Work required: Copy each line below in which the string "color" occurs.

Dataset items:
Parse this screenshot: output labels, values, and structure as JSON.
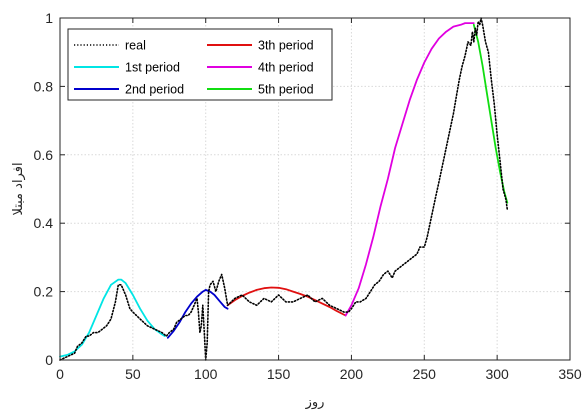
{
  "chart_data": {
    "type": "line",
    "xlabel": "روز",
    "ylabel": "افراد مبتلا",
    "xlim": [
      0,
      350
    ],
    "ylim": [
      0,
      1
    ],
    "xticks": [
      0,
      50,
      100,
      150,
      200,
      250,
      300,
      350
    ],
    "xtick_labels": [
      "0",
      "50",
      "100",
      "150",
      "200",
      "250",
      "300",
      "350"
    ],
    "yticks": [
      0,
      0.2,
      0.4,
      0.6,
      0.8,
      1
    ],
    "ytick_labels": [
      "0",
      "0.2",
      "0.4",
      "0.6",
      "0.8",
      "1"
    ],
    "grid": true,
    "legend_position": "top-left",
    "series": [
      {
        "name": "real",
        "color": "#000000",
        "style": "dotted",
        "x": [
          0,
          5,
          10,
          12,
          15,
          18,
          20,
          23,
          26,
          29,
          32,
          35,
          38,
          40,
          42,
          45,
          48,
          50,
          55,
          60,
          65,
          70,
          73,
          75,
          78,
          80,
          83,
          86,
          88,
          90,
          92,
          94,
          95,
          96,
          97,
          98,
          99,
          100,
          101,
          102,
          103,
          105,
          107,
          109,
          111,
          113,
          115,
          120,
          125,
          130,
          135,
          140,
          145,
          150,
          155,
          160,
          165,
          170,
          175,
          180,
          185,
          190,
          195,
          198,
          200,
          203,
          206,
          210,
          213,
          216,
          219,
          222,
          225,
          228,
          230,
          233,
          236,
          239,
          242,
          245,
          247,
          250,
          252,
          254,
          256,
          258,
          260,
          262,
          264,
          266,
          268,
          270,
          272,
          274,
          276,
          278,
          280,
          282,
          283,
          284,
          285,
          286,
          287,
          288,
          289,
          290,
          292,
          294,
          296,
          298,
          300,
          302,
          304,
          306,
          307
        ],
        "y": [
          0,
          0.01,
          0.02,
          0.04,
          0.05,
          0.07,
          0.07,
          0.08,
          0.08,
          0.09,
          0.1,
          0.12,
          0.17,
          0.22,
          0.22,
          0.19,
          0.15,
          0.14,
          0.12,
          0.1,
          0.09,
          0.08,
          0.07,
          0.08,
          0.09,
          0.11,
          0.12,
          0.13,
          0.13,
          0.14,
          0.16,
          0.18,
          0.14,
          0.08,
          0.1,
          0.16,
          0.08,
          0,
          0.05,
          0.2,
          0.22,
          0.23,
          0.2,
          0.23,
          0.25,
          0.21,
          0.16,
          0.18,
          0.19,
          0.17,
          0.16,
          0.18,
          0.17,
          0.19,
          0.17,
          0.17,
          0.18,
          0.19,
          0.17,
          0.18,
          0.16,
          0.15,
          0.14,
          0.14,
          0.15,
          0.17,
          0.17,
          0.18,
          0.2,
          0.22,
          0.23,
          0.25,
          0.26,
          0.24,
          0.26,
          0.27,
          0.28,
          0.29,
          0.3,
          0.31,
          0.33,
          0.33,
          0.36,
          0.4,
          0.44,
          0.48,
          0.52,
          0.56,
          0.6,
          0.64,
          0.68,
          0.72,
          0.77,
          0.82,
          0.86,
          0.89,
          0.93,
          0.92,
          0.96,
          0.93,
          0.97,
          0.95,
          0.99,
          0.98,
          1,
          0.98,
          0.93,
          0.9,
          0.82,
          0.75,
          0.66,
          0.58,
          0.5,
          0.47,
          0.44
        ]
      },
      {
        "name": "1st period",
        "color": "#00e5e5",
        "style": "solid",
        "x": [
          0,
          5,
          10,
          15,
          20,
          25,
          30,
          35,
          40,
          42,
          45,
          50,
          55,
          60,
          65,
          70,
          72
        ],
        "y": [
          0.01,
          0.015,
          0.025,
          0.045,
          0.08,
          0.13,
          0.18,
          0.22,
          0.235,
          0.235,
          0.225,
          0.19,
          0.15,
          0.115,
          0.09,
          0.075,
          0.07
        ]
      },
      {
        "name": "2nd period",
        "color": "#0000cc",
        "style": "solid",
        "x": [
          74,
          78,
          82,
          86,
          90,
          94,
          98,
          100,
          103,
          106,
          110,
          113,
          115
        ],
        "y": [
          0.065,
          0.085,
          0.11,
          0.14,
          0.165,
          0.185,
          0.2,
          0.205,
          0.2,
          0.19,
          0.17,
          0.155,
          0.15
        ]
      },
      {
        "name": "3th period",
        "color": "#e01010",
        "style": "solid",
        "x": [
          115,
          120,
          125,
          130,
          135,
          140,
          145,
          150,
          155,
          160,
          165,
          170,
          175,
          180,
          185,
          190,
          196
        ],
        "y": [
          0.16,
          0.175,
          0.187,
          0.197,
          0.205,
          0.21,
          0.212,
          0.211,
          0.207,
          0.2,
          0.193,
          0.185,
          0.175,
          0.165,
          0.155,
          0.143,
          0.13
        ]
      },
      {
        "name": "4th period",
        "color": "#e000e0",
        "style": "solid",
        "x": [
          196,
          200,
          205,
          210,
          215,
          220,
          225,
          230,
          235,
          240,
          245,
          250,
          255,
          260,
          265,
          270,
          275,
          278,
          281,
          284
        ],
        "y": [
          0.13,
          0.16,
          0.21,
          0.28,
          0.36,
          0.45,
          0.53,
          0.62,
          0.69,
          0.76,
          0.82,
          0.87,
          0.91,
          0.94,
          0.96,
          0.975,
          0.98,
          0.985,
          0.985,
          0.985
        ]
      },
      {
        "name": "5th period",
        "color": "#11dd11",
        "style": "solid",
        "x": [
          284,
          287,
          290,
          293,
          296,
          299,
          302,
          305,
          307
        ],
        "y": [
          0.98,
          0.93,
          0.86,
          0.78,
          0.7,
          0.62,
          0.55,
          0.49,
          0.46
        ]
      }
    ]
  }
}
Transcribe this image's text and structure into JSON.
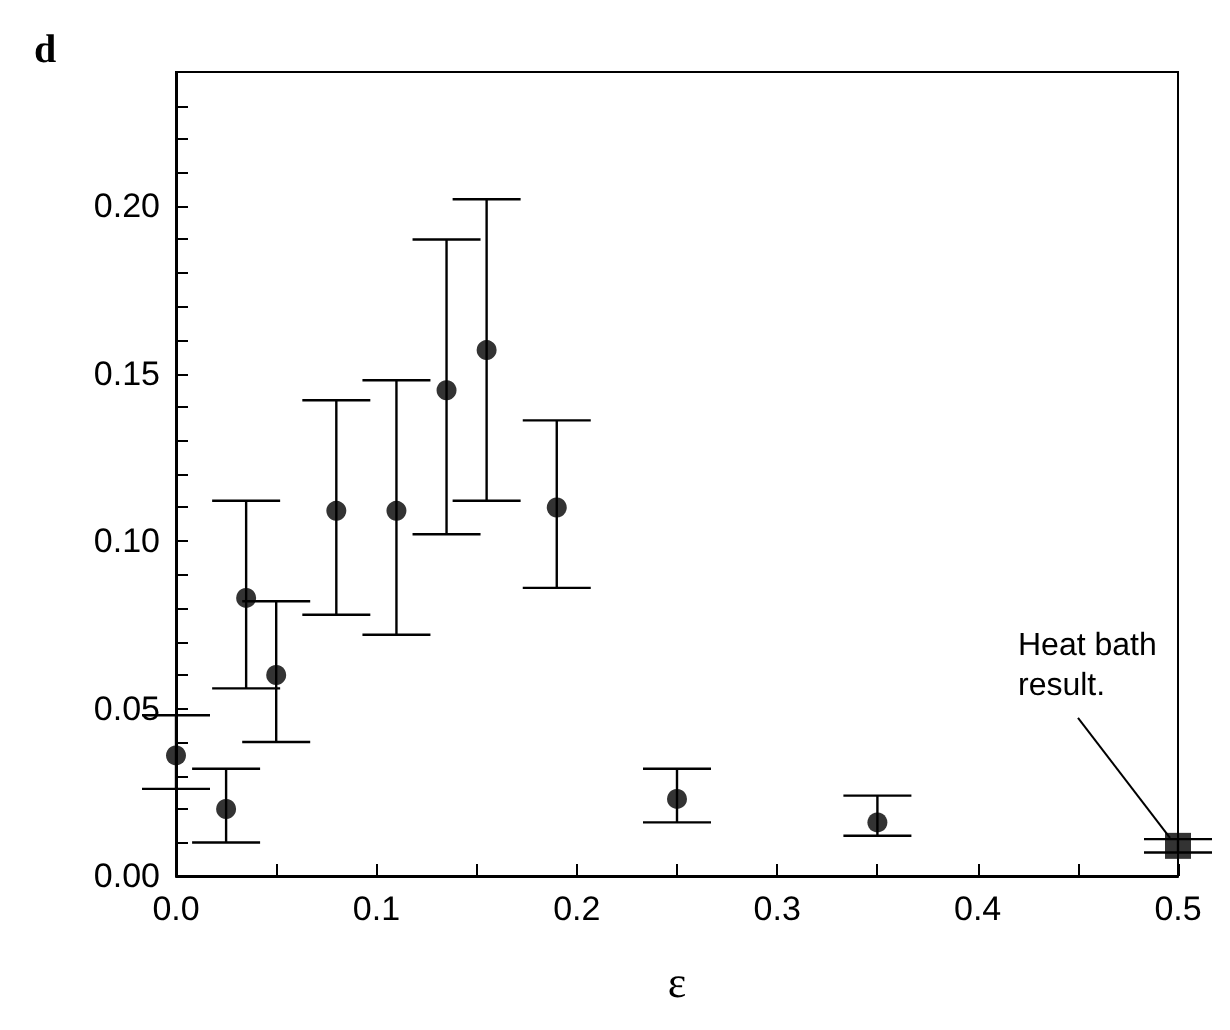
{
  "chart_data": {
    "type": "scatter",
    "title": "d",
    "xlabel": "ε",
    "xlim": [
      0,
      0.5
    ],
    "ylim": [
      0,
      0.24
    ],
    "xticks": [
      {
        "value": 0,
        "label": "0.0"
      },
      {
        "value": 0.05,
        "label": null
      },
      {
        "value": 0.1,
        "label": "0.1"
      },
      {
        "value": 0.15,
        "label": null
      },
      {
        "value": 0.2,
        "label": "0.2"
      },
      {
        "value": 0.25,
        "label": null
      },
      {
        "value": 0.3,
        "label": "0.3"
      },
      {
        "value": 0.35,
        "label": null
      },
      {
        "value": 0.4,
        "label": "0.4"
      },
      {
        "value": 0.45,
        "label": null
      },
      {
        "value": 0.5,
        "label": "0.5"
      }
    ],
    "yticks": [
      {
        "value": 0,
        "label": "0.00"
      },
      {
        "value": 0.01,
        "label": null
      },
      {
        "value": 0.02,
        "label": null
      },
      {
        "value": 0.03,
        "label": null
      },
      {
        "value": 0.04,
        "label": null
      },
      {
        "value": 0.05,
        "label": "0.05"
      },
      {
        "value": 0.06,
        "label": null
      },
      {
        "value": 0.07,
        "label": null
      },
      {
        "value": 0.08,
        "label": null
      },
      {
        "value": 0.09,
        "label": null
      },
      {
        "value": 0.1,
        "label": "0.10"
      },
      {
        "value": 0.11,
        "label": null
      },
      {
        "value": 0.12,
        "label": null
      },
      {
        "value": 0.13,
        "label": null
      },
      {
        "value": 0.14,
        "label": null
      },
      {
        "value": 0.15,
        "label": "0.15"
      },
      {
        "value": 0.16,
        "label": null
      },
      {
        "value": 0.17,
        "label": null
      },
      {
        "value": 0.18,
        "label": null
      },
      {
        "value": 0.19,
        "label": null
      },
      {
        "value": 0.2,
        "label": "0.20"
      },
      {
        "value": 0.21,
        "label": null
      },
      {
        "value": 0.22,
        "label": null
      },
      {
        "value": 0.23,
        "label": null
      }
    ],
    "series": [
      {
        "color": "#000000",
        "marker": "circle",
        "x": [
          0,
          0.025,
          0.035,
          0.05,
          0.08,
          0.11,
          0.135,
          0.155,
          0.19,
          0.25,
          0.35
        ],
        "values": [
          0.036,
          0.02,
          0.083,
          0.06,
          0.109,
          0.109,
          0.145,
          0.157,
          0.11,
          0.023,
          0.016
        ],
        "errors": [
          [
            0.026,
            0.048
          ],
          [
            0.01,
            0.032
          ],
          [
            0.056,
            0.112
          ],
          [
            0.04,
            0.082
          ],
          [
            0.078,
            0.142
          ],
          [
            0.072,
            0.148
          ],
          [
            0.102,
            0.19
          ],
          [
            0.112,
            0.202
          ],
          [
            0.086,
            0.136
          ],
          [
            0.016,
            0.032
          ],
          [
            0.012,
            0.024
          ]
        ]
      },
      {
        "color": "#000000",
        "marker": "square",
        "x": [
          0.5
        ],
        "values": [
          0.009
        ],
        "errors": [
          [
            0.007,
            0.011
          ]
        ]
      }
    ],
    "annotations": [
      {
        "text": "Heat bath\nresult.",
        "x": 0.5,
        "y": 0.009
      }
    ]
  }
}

Response to this task:
        "color": "#000000",
        "color": "#00e5e5",
        "color": "#0000cc",
        "color": "#e01010",
        "color": "#e000e0",
        "color": "#11dd11",
        "color": "#000000",
        "color": "#000000",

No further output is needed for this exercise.